■ WRITTEN TASK
Write out the data below in full. Keep it exact.

(Data items)
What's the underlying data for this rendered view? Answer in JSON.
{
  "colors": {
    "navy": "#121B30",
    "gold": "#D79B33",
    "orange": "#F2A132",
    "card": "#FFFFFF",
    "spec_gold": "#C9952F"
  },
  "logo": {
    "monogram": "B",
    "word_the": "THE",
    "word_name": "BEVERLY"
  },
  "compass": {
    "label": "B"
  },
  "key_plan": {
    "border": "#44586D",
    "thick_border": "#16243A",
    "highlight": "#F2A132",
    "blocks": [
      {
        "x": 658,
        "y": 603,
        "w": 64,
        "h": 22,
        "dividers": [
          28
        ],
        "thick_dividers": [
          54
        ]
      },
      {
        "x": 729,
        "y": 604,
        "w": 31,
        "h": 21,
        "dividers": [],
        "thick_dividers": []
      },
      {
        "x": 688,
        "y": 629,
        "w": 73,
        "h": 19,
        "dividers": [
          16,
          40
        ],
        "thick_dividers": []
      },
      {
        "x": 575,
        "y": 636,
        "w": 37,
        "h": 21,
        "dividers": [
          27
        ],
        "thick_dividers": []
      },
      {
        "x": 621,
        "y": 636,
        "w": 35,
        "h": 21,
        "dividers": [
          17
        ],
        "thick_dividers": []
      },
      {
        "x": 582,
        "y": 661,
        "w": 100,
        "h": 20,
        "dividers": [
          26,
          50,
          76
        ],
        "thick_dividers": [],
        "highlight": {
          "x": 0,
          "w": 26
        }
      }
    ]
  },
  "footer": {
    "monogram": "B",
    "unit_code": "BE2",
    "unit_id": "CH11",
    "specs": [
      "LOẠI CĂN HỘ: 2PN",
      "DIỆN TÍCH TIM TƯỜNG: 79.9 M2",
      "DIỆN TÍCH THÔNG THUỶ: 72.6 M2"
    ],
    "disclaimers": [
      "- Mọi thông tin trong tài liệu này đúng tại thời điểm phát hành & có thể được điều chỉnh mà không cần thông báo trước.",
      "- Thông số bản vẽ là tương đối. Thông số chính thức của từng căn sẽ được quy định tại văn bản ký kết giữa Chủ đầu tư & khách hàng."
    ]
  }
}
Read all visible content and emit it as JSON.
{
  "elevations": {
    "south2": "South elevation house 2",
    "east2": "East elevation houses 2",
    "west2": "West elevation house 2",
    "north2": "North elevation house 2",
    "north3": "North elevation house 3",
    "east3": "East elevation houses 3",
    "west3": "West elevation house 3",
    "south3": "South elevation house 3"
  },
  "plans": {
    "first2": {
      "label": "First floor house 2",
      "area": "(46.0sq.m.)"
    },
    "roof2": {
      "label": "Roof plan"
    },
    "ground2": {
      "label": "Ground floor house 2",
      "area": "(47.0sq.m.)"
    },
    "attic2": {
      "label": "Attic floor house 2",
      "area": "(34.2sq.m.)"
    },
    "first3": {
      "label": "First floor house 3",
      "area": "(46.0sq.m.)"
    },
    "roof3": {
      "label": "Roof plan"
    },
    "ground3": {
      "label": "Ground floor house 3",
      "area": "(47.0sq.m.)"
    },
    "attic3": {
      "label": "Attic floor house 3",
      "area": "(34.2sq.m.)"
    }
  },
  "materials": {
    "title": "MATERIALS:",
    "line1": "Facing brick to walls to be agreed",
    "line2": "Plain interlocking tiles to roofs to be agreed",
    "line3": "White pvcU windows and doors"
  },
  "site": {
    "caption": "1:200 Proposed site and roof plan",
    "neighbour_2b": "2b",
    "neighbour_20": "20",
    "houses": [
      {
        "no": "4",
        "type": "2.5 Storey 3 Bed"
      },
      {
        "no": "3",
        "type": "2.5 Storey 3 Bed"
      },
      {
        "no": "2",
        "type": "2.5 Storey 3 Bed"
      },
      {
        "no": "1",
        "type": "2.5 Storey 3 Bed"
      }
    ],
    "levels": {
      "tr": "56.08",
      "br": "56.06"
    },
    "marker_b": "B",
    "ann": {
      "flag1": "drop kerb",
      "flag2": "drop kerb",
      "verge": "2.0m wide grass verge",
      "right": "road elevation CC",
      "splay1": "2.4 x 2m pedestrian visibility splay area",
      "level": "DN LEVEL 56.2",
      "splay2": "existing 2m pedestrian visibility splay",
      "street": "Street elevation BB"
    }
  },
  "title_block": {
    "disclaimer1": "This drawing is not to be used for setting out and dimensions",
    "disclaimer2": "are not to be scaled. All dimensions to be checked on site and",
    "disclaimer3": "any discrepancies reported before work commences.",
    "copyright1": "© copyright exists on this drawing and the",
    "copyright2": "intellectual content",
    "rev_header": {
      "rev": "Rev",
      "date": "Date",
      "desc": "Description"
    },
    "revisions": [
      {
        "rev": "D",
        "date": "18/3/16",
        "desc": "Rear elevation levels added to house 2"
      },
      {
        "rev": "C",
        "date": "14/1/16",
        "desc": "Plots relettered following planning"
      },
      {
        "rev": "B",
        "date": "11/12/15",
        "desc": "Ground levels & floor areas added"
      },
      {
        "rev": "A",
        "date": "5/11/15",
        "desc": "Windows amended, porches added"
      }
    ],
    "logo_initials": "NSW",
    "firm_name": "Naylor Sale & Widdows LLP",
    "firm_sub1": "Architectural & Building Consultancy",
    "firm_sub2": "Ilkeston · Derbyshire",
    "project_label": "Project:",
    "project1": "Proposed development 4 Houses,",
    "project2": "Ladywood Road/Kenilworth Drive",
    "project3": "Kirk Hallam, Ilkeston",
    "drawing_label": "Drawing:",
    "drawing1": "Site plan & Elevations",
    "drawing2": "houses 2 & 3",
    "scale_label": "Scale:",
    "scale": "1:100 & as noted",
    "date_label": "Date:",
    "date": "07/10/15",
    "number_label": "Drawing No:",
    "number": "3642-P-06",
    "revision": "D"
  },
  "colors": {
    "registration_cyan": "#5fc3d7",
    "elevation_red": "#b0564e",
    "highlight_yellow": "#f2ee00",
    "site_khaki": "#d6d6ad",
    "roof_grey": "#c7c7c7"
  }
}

■ SOLVED PROBLEM
What's the underlying data for this rendered view? Answer in JSON.
{
  "colors": {
    "navy": "#121B30",
    "gold": "#D79B33",
    "orange": "#F2A132",
    "card": "#FFFFFF",
    "spec_gold": "#C9952F"
  },
  "logo": {
    "monogram": "B",
    "word_the": "THE",
    "word_name": "BEVERLY"
  },
  "compass": {
    "label": "B"
  },
  "key_plan": {
    "border": "#44586D",
    "thick_border": "#16243A",
    "highlight": "#F2A132",
    "blocks": [
      {
        "x": 658,
        "y": 603,
        "w": 64,
        "h": 22,
        "dividers": [
          28
        ],
        "thick_dividers": [
          54
        ]
      },
      {
        "x": 729,
        "y": 604,
        "w": 31,
        "h": 21,
        "dividers": [],
        "thick_dividers": []
      },
      {
        "x": 688,
        "y": 629,
        "w": 73,
        "h": 19,
        "dividers": [
          16,
          40
        ],
        "thick_dividers": []
      },
      {
        "x": 575,
        "y": 636,
        "w": 37,
        "h": 21,
        "dividers": [
          27
        ],
        "thick_dividers": []
      },
      {
        "x": 621,
        "y": 636,
        "w": 35,
        "h": 21,
        "dividers": [
          17
        ],
        "thick_dividers": []
      },
      {
        "x": 582,
        "y": 661,
        "w": 100,
        "h": 20,
        "dividers": [
          26,
          50,
          76
        ],
        "thick_dividers": [],
        "highlight": {
          "x": 0,
          "w": 26
        }
      }
    ]
  },
  "footer": {
    "monogram": "B",
    "unit_code": "BE2",
    "unit_id": "CH11",
    "specs": [
      "LOẠI CĂN HỘ: 2PN",
      "DIỆN TÍCH TIM TƯỜNG: 79.9 M2",
      "DIỆN TÍCH THÔNG THUỶ: 72.6 M2"
    ],
    "disclaimers": [
      "- Mọi thông tin trong tài liệu này đúng tại thời điểm phát hành & có thể được điều chỉnh mà không cần thông báo trước.",
      "- Thông số bản vẽ là tương đối. Thông số chính thức của từng căn sẽ được quy định tại văn bản ký kết giữa Chủ đầu tư & khách hàng."
    ]
  }
}
Read all visible content and emit it as JSON.
{
  "elevations": {
    "south2": "South elevation house 2",
    "east2": "East elevation houses 2",
    "west2": "West elevation house 2",
    "north2": "North elevation house 2",
    "north3": "North elevation house 3",
    "east3": "East elevation houses 3",
    "west3": "West elevation house 3",
    "south3": "South elevation house 3"
  },
  "plans": {
    "first2": {
      "label": "First floor house 2",
      "area": "(46.0sq.m.)"
    },
    "roof2": {
      "label": "Roof plan"
    },
    "ground2": {
      "label": "Ground floor house 2",
      "area": "(47.0sq.m.)"
    },
    "attic2": {
      "label": "Attic floor house 2",
      "area": "(34.2sq.m.)"
    },
    "first3": {
      "label": "First floor house 3",
      "area": "(46.0sq.m.)"
    },
    "roof3": {
      "label": "Roof plan"
    },
    "ground3": {
      "label": "Ground floor house 3",
      "area": "(47.0sq.m.)"
    },
    "attic3": {
      "label": "Attic floor house 3",
      "area": "(34.2sq.m.)"
    }
  },
  "materials": {
    "title": "MATERIALS:",
    "line1": "Facing brick to walls to be agreed",
    "line2": "Plain interlocking tiles to roofs to be agreed",
    "line3": "White pvcU windows and doors"
  },
  "site": {
    "caption": "1:200 Proposed site and roof plan",
    "neighbour_2b": "2b",
    "neighbour_20": "20",
    "houses": [
      {
        "no": "4",
        "type": "2.5 Storey 3 Bed"
      },
      {
        "no": "3",
        "type": "2.5 Storey 3 Bed"
      },
      {
        "no": "2",
        "type": "2.5 Storey 3 Bed"
      },
      {
        "no": "1",
        "type": "2.5 Storey 3 Bed"
      }
    ],
    "levels": {
      "tr": "56.08",
      "br": "56.06"
    },
    "marker_b": "B",
    "ann": {
      "flag1": "drop kerb",
      "flag2": "drop kerb",
      "verge": "2.0m wide grass verge",
      "right": "road elevation CC",
      "splay1": "2.4 x 2m pedestrian visibility splay area",
      "level": "DN LEVEL 56.2",
      "splay2": "existing 2m pedestrian visibility splay",
      "street": "Street elevation BB"
    }
  },
  "title_block": {
    "disclaimer1": "This drawing is not to be used for setting out and dimensions",
    "disclaimer2": "are not to be scaled. All dimensions to be checked on site and",
    "disclaimer3": "any discrepancies reported before work commences.",
    "copyright1": "© copyright exists on this drawing and the",
    "copyright2": "intellectual content",
    "rev_header": {
      "rev": "Rev",
      "date": "Date",
      "desc": "Description"
    },
    "revisions": [
      {
        "rev": "D",
        "date": "18/3/16",
        "desc": "Rear elevation levels added to house 2"
      },
      {
        "rev": "C",
        "date": "14/1/16",
        "desc": "Plots relettered following planning"
      },
      {
        "rev": "B",
        "date": "11/12/15",
        "desc": "Ground levels & floor areas added"
      },
      {
        "rev": "A",
        "date": "5/11/15",
        "desc": "Windows amended, porches added"
      }
    ],
    "logo_initials": "NSW",
    "firm_name": "Naylor Sale & Widdows LLP",
    "firm_sub1": "Architectural & Building Consultancy",
    "firm_sub2": "Ilkeston · Derbyshire",
    "project_label": "Project:",
    "project1": "Proposed development 4 Houses,",
    "project2": "Ladywood Road/Kenilworth Drive",
    "project3": "Kirk Hallam, Ilkeston",
    "drawing_label": "Drawing:",
    "drawing1": "Site plan & Elevations",
    "drawing2": "houses 2 & 3",
    "scale_label": "Scale:",
    "scale": "1:100 & as noted",
    "date_label": "Date:",
    "date": "07/10/15",
    "number_label": "Drawing No:",
    "number": "3642-P-06",
    "revision": "D"
  },
  "colors": {
    "registration_cyan": "#5fc3d7",
    "elevation_red": "#b0564e",
    "highlight_yellow": "#f2ee00",
    "site_khaki": "#d6d6ad",
    "roof_grey": "#c7c7c7"
  }
}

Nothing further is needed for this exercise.